Afternoon of a Faun succeeds because its villain is our narrator. He is not a villain the way Lasdun’s other men are—he is neither mad nor oblivious. He does nothing illegal, nor even anything obviously wrong. He is a kind, contemplative, loyal man, the sort who hates the idea of harming anybody. When his wife derisively tells Marco that she has had sex “reluctantly” plenty of times in her life, the narrator agonizes over memories in which he may have pressured her into sex unwittingly.
But his complacency and his assumption that the truth will out has disastrous consequences. At the core of his motivations is a certainty: “The truth might be hard to bring to light, but that didn’t mean it didn’t exist, because it did exist: fixed in its moment, unalterable and certainly not a matter of ‘belief.’” However, his desultory investigations lead nowhere, except to further introspection. While he muses on the unalterable truth, a vicious war rages around him, precisely because the truth of the past is inaccessible.
At the heart of Afternoon of a Faun, and every one of Lasdun’s novels and his memoir, and Nasreen’s memoir, is this problem: The truth exists as a social phenomenon, agreed upon by group consensus. But gender, for one, divides us from one another, makes it harder for us to communicate and to mutually understand. Under those epistemological circumstances, the “truth of what happened” becomes an elusive, almost mythical notion. And when madness is involved, the line between truth and fiction goes up in smoke entirely.
Nasreen’s memoir is a valuable companion text to Afternoon of a Faun, because they are two books about the same thing: the impossibility of knowing another person’s truth, and the impossibility of ever really being able to communicate what it’s like to live inside your own head. In the style of Charlie Kaufman’s movie Adaptation, which blends lurid fiction with the real-life story of Kaufman’s attempt to adapt Susan Orlean’s book The Orchid Thief, the contents of Lasdun’s fiction took on a strange new life, as part of Nasreen’s mind. So it feels exactly right to read a memoir beside a novel; to read Nasreen along with Lasdun; to mix up events and books and media in the grander project of trying to understand just how badly and how consistently human beings fail to communicate with one another.

_Recorded information_:
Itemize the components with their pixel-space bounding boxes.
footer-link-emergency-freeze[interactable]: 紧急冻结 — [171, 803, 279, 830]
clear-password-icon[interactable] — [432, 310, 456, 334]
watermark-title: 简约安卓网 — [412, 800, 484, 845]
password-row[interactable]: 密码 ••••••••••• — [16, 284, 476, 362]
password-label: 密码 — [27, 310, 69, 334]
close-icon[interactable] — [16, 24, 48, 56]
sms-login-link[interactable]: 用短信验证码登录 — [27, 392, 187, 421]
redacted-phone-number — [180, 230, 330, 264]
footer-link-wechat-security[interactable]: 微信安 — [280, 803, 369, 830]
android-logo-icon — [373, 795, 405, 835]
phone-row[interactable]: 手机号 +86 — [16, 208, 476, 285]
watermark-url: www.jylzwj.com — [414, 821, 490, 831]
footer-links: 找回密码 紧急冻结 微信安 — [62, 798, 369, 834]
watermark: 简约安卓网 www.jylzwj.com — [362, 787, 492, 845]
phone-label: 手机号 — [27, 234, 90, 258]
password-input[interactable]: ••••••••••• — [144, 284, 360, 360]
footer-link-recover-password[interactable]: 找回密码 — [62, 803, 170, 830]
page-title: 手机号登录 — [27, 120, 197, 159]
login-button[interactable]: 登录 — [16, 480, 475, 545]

_Your tasks_:
1. Translate this sentence from the passage on Afternoon of a Faun into Spanish: "He does nothing illegal, nor even anything obviously wrong."
2. Please copy the passage on Afternoon of a Faun from "Afternoon of a Faun succeeds" to "into sex unwittingly.", switching every "narrator" to "speaker".
The entries above are separate material, unrelated to the passage on Afternoon of a Faun.

_Answers provided_:
1. No hace nada ilegal, ni siquiera nada claramente incorrecto.

2.
Afternoon of a Faun succeeds because its villain is our speaker. He is not a villain the way Lasdun’s other men are—he is neither mad nor oblivious. He does nothing illegal, nor even anything obviously wrong. He is a kind, contemplative, loyal man, the sort who hates the idea of harming anybody. When his wife derisively tells Marco that she has had sex “reluctantly” plenty of times in her life, the speaker agonizes over memories in which he may have pressured her into sex unwittingly.